**EXCERPTED RECORDS**
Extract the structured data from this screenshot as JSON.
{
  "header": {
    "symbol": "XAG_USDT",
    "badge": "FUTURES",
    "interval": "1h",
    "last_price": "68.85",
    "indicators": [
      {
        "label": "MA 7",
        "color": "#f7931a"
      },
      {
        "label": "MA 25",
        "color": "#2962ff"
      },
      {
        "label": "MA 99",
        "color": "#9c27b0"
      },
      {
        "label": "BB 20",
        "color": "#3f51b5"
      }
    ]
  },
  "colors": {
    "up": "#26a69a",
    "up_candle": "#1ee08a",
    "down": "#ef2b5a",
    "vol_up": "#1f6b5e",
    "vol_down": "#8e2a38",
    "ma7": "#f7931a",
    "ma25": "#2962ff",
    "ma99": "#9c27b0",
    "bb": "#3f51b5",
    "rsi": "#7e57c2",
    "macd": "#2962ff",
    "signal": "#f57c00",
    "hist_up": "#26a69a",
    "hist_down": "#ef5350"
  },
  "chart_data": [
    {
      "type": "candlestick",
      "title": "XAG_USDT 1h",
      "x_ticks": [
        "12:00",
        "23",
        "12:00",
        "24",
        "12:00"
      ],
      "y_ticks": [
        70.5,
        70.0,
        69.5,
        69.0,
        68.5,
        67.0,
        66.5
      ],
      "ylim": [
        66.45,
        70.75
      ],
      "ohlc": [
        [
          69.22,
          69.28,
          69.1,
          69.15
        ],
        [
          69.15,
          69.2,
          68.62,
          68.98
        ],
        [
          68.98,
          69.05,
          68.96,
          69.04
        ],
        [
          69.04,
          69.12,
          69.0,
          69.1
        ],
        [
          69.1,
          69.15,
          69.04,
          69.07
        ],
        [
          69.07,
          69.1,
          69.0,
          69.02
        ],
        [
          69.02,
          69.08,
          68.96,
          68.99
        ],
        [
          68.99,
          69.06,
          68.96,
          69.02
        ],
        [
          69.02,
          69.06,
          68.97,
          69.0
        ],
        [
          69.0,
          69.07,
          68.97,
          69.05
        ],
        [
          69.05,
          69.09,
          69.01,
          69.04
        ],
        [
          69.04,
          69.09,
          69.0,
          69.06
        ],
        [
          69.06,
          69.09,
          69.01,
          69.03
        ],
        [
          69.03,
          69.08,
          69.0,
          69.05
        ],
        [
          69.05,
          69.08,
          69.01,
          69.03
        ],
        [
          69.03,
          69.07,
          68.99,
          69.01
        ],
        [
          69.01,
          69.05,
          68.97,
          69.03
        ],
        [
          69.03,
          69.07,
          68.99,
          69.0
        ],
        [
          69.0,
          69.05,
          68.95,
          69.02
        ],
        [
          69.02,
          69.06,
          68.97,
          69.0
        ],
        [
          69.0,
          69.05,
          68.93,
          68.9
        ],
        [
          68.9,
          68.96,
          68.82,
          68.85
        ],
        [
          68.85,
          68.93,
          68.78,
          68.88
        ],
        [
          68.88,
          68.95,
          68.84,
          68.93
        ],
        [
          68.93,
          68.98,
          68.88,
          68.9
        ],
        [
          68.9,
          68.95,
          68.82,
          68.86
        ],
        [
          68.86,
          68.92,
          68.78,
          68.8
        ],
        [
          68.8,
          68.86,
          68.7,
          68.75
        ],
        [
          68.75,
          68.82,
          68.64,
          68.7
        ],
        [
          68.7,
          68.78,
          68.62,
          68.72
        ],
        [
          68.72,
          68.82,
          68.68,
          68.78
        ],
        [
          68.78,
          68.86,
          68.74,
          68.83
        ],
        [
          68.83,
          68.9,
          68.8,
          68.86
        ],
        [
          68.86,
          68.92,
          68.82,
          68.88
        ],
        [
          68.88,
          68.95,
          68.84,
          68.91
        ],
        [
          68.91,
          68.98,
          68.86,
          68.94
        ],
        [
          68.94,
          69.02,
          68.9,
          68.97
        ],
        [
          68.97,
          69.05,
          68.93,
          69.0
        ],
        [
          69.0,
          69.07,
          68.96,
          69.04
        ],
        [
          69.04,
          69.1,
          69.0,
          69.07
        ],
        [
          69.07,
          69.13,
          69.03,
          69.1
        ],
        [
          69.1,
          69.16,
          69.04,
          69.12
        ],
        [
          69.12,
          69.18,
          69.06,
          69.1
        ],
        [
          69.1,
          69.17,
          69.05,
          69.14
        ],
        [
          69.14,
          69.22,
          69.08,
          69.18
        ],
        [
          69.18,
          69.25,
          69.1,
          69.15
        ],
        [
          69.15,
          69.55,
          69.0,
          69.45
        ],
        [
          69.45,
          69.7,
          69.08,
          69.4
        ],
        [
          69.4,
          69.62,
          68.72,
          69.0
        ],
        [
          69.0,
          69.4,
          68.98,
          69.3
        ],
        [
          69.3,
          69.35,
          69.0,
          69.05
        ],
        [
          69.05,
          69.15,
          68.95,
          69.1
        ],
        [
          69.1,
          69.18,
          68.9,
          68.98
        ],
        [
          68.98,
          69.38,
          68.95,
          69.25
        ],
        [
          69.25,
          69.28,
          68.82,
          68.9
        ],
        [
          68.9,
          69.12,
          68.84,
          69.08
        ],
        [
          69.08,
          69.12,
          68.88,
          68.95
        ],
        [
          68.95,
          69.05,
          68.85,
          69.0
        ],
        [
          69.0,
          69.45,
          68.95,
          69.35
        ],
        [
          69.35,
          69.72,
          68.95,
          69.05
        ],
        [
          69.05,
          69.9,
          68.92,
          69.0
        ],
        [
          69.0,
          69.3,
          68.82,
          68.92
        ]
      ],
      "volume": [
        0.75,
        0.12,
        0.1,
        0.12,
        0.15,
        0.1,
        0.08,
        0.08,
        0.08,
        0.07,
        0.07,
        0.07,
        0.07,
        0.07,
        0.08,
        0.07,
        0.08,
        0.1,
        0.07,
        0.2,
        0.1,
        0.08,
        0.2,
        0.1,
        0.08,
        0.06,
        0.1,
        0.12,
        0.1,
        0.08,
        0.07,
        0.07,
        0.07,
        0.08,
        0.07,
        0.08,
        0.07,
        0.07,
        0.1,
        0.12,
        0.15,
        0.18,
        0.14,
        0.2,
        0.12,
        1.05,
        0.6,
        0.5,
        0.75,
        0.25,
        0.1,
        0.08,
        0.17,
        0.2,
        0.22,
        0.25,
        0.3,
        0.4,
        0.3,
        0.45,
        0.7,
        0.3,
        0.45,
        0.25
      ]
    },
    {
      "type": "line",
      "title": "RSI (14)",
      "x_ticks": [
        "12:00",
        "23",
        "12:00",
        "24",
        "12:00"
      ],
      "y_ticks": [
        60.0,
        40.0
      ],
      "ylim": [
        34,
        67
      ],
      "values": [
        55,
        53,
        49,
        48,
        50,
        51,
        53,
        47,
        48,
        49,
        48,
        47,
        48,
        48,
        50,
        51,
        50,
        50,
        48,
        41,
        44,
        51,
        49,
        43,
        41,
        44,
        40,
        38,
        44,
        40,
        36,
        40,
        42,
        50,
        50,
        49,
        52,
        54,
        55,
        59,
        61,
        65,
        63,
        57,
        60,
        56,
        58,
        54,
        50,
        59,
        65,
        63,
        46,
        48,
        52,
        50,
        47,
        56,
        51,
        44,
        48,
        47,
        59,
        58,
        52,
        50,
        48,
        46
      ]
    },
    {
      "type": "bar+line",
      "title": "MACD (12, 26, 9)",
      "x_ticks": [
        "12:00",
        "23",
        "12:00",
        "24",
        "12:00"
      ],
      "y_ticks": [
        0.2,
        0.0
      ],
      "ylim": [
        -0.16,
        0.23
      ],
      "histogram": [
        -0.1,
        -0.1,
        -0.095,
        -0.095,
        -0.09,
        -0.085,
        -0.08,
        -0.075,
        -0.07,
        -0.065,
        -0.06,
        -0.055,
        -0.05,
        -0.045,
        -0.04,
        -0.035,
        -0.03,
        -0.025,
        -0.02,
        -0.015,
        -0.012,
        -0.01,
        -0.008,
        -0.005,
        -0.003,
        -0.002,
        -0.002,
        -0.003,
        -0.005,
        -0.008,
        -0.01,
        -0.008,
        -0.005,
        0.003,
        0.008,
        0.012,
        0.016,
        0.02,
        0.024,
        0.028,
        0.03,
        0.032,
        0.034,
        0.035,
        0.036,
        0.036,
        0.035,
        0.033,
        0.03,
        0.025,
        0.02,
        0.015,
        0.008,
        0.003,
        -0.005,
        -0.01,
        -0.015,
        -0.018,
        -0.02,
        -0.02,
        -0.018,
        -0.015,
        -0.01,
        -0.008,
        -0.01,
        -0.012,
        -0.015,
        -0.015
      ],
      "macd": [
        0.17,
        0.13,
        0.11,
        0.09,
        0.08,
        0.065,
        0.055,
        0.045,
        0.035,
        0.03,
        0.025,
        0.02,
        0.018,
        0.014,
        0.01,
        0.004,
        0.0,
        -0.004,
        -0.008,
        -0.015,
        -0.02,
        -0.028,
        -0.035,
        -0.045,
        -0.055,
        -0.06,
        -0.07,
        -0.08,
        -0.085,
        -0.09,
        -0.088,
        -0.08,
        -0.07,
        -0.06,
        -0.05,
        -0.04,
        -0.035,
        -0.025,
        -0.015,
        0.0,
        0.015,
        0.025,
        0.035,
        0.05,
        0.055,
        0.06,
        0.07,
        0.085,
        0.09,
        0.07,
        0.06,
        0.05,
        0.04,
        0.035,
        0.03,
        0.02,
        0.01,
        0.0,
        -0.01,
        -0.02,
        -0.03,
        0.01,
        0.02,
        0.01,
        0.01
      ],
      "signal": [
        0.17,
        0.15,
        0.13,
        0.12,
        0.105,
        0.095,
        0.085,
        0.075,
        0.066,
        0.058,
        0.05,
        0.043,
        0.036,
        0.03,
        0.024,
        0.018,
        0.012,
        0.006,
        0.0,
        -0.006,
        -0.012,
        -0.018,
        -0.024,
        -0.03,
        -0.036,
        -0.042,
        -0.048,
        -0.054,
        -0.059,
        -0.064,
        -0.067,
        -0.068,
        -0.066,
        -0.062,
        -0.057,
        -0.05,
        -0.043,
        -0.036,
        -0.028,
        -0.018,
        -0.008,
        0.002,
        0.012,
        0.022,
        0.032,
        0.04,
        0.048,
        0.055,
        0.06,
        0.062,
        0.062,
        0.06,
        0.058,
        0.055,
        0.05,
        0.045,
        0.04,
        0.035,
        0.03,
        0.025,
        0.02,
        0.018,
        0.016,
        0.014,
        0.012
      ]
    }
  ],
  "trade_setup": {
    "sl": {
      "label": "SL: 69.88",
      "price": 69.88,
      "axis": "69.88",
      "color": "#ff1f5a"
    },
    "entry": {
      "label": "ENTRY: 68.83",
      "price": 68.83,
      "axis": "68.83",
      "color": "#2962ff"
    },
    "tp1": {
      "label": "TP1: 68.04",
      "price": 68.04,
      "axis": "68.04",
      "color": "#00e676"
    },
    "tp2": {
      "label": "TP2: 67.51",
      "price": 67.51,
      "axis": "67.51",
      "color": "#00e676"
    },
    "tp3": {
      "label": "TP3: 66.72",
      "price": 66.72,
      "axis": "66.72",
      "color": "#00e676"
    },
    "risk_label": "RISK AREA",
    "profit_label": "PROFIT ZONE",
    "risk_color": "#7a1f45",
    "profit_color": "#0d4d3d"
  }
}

**REQUEST**
Reply with one number only: the count of lines in the entries that contain "title".

**RESPONSE TO THE TASK**
3